RECORDED INFORMATION:
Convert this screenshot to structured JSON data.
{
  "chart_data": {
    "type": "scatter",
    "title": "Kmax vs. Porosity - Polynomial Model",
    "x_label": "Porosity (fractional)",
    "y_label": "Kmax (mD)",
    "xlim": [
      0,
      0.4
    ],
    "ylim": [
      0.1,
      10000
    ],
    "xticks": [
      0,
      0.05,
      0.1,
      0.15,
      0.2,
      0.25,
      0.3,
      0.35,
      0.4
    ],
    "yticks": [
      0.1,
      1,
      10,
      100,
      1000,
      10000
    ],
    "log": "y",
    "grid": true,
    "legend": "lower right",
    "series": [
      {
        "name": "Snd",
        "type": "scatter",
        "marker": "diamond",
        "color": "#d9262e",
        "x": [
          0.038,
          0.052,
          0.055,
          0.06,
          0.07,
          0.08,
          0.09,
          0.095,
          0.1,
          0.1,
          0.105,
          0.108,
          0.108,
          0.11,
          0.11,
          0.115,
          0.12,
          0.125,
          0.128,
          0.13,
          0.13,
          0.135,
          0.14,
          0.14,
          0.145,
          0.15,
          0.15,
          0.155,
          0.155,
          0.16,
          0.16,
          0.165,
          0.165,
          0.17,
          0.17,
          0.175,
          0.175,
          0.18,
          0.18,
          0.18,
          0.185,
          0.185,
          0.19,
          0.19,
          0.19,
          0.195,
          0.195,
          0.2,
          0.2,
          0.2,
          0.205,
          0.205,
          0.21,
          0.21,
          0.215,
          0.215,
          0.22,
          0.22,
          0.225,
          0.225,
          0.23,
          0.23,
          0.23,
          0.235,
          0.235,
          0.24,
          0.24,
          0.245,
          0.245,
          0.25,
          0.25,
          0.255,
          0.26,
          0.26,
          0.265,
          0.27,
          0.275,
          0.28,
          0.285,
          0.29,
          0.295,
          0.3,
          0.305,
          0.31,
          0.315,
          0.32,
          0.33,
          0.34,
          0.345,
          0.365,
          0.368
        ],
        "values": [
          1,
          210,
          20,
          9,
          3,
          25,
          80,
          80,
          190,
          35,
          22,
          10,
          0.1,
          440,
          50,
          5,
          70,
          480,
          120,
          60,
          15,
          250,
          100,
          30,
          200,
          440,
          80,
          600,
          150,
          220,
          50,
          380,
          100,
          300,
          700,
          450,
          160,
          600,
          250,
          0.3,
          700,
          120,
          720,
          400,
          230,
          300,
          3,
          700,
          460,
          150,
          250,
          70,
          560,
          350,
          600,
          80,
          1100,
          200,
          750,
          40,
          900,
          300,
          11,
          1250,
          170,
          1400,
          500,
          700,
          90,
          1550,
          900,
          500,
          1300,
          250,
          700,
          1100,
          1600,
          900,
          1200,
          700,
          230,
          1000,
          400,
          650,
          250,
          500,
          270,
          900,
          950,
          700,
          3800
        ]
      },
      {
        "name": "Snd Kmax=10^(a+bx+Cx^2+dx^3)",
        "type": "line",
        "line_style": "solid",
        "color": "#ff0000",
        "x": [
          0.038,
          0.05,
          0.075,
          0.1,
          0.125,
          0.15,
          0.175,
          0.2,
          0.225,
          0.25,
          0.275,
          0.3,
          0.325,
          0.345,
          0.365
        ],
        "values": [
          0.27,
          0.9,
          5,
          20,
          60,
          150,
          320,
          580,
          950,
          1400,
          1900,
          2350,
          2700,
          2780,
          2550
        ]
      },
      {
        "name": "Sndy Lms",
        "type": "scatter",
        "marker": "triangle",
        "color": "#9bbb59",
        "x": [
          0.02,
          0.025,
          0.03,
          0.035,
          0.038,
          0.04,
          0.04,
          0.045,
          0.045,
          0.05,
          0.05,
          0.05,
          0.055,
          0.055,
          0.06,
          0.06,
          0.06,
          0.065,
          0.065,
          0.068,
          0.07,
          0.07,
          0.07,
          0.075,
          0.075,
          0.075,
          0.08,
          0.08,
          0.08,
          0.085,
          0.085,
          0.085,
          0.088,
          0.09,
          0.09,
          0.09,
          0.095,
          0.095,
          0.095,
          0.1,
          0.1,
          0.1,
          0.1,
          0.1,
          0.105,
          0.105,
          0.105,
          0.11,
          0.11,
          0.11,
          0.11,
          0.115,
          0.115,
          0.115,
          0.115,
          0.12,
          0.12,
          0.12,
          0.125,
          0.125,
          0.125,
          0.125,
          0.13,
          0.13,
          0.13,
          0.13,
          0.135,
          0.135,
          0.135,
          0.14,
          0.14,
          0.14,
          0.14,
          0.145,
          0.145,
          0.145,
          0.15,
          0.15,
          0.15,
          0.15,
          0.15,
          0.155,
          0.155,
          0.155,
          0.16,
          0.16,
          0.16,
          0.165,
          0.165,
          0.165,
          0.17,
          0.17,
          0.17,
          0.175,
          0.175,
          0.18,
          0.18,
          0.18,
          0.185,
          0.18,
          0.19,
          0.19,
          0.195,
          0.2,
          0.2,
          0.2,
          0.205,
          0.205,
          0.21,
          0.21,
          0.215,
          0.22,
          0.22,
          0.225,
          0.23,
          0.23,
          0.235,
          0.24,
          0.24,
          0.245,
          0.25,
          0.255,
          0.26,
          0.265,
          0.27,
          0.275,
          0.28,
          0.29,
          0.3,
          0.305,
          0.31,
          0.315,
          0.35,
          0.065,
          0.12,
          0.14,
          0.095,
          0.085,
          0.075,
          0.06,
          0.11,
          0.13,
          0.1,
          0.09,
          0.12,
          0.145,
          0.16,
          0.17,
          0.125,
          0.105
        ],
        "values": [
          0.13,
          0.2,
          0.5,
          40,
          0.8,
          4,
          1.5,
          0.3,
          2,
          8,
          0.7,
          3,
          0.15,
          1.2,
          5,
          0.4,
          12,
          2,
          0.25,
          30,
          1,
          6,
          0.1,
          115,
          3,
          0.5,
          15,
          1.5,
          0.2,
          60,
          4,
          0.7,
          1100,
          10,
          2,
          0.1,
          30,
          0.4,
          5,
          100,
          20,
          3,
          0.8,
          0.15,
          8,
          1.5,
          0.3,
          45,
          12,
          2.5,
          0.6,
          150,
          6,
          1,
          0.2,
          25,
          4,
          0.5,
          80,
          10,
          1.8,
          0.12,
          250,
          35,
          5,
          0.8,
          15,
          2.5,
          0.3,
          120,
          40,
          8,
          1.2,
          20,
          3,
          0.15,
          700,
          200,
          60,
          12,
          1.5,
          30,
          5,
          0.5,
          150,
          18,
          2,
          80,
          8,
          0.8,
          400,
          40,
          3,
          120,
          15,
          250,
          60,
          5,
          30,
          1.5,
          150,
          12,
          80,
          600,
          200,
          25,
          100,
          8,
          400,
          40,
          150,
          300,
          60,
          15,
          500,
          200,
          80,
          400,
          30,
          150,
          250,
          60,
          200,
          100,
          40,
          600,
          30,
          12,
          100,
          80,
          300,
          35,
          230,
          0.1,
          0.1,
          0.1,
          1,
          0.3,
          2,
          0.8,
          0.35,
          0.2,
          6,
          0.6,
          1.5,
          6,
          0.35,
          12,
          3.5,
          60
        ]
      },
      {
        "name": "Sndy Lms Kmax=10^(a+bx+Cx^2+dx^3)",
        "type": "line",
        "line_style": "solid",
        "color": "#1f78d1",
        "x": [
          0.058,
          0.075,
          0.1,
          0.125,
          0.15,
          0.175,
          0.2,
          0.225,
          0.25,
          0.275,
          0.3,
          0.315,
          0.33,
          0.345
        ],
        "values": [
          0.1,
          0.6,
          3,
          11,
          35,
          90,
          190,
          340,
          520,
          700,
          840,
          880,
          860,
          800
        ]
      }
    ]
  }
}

PROBLEM STATEMENT: Recopy the entries above exactly, with every line included.

FINISHED TASK:
Convert this screenshot to structured JSON data.
{
  "chart_data": {
    "type": "scatter",
    "title": "Kmax vs. Porosity - Polynomial Model",
    "x_label": "Porosity (fractional)",
    "y_label": "Kmax (mD)",
    "xlim": [
      0,
      0.4
    ],
    "ylim": [
      0.1,
      10000
    ],
    "xticks": [
      0,
      0.05,
      0.1,
      0.15,
      0.2,
      0.25,
      0.3,
      0.35,
      0.4
    ],
    "yticks": [
      0.1,
      1,
      10,
      100,
      1000,
      10000
    ],
    "log": "y",
    "grid": true,
    "legend": "lower right",
    "series": [
      {
        "name": "Snd",
        "type": "scatter",
        "marker": "diamond",
        "color": "#d9262e",
        "x": [
          0.038,
          0.052,
          0.055,
          0.06,
          0.07,
          0.08,
          0.09,
          0.095,
          0.1,
          0.1,
          0.105,
          0.108,
          0.108,
          0.11,
          0.11,
          0.115,
          0.12,
          0.125,
          0.128,
          0.13,
          0.13,
          0.135,
          0.14,
          0.14,
          0.145,
          0.15,
          0.15,
          0.155,
          0.155,
          0.16,
          0.16,
          0.165,
          0.165,
          0.17,
          0.17,
          0.175,
          0.175,
          0.18,
          0.18,
          0.18,
          0.185,
          0.185,
          0.19,
          0.19,
          0.19,
          0.195,
          0.195,
          0.2,
          0.2,
          0.2,
          0.205,
          0.205,
          0.21,
          0.21,
          0.215,
          0.215,
          0.22,
          0.22,
          0.225,
          0.225,
          0.23,
          0.23,
          0.23,
          0.235,
          0.235,
          0.24,
          0.24,
          0.245,
          0.245,
          0.25,
          0.25,
          0.255,
          0.26,
          0.26,
          0.265,
          0.27,
          0.275,
          0.28,
          0.285,
          0.29,
          0.295,
          0.3,
          0.305,
          0.31,
          0.315,
          0.32,
          0.33,
          0.34,
          0.345,
          0.365,
          0.368
        ],
        "values": [
          1,
          210,
          20,
          9,
          3,
          25,
          80,
          80,
          190,
          35,
          22,
          10,
          0.1,
          440,
          50,
          5,
          70,
          480,
          120,
          60,
          15,
          250,
          100,
          30,
          200,
          440,
          80,
          600,
          150,
          220,
          50,
          380,
          100,
          300,
          700,
          450,
          160,
          600,
          250,
          0.3,
          700,
          120,
          720,
          400,
          230,
          300,
          3,
          700,
          460,
          150,
          250,
          70,
          560,
          350,
          600,
          80,
          1100,
          200,
          750,
          40,
          900,
          300,
          11,
          1250,
          170,
          1400,
          500,
          700,
          90,
          1550,
          900,
          500,
          1300,
          250,
          700,
          1100,
          1600,
          900,
          1200,
          700,
          230,
          1000,
          400,
          650,
          250,
          500,
          270,
          900,
          950,
          700,
          3800
        ]
      },
      {
        "name": "Snd Kmax=10^(a+bx+Cx^2+dx^3)",
        "type": "line",
        "line_style": "solid",
        "color": "#ff0000",
        "x": [
          0.038,
          0.05,
          0.075,
          0.1,
          0.125,
          0.15,
          0.175,
          0.2,
          0.225,
          0.25,
          0.275,
          0.3,
          0.325,
          0.345,
          0.365
        ],
        "values": [
          0.27,
          0.9,
          5,
          20,
          60,
          150,
          320,
          580,
          950,
          1400,
          1900,
          2350,
          2700,
          2780,
          2550
        ]
      },
      {
        "name": "Sndy Lms",
        "type": "scatter",
        "marker": "triangle",
        "color": "#9bbb59",
        "x": [
          0.02,
          0.025,
          0.03,
          0.035,
          0.038,
          0.04,
          0.04,
          0.045,
          0.045,
          0.05,
          0.05,
          0.05,
          0.055,
          0.055,
          0.06,
          0.06,
          0.06,
          0.065,
          0.065,
          0.068,
          0.07,
          0.07,
          0.07,
          0.075,
          0.075,
          0.075,
          0.08,
          0.08,
          0.08,
          0.085,
          0.085,
          0.085,
          0.088,
          0.09,
          0.09,
          0.09,
          0.095,
          0.095,
          0.095,
          0.1,
          0.1,
          0.1,
          0.1,
          0.1,
          0.105,
          0.105,
          0.105,
          0.11,
          0.11,
          0.11,
          0.11,
          0.115,
          0.115,
          0.115,
          0.115,
          0.12,
          0.12,
          0.12,
          0.125,
          0.125,
          0.125,
          0.125,
          0.13,
          0.13,
          0.13,
          0.13,
          0.135,
          0.135,
          0.135,
          0.14,
          0.14,
          0.14,
          0.14,
          0.145,
          0.145,
          0.145,
          0.15,
          0.15,
          0.15,
          0.15,
          0.15,
          0.155,
          0.155,
          0.155,
          0.16,
          0.16,
          0.16,
          0.165,
          0.165,
          0.165,
          0.17,
          0.17,
          0.17,
          0.175,
          0.175,
          0.18,
          0.18,
          0.18,
          0.185,
          0.18,
          0.19,
          0.19,
          0.195,
          0.2,
          0.2,
          0.2,
          0.205,
          0.205,
          0.21,
          0.21,
          0.215,
          0.22,
          0.22,
          0.225,
          0.23,
          0.23,
          0.235,
          0.24,
          0.24,
          0.245,
          0.25,
          0.255,
          0.26,
          0.265,
          0.27,
          0.275,
          0.28,
          0.29,
          0.3,
          0.305,
          0.31,
          0.315,
          0.35,
          0.065,
          0.12,
          0.14,
          0.095,
          0.085,
          0.075,
          0.06,
          0.11,
          0.13,
          0.1,
          0.09,
          0.12,
          0.145,
          0.16,
          0.17,
          0.125,
          0.105
        ],
        "values": [
          0.13,
          0.2,
          0.5,
          40,
          0.8,
          4,
          1.5,
          0.3,
          2,
          8,
          0.7,
          3,
          0.15,
          1.2,
          5,
          0.4,
          12,
          2,
          0.25,
          30,
          1,
          6,
          0.1,
          115,
          3,
          0.5,
          15,
          1.5,
          0.2,
          60,
          4,
          0.7,
          1100,
          10,
          2,
          0.1,
          30,
          0.4,
          5,
          100,
          20,
          3,
          0.8,
          0.15,
          8,
          1.5,
          0.3,
          45,
          12,
          2.5,
          0.6,
          150,
          6,
          1,
          0.2,
          25,
          4,
          0.5,
          80,
          10,
          1.8,
          0.12,
          250,
          35,
          5,
          0.8,
          15,
          2.5,
          0.3,
          120,
          40,
          8,
          1.2,
          20,
          3,
          0.15,
          700,
          200,
          60,
          12,
          1.5,
          30,
          5,
          0.5,
          150,
          18,
          2,
          80,
          8,
          0.8,
          400,
          40,
          3,
          120,
          15,
          250,
          60,
          5,
          30,
          1.5,
          150,
          12,
          80,
          600,
          200,
          25,
          100,
          8,
          400,
          40,
          150,
          300,
          60,
          15,
          500,
          200,
          80,
          400,
          30,
          150,
          250,
          60,
          200,
          100,
          40,
          600,
          30,
          12,
          100,
          80,
          300,
          35,
          230,
          0.1,
          0.1,
          0.1,
          1,
          0.3,
          2,
          0.8,
          0.35,
          0.2,
          6,
          0.6,
          1.5,
          6,
          0.35,
          12,
          3.5,
          60
        ]
      },
      {
        "name": "Sndy Lms Kmax=10^(a+bx+Cx^2+dx^3)",
        "type": "line",
        "line_style": "solid",
        "color": "#1f78d1",
        "x": [
          0.058,
          0.075,
          0.1,
          0.125,
          0.15,
          0.175,
          0.2,
          0.225,
          0.25,
          0.275,
          0.3,
          0.315,
          0.33,
          0.345
        ],
        "values": [
          0.1,
          0.6,
          3,
          11,
          35,
          90,
          190,
          340,
          520,
          700,
          840,
          880,
          860,
          800
        ]
      }
    ]
  }
}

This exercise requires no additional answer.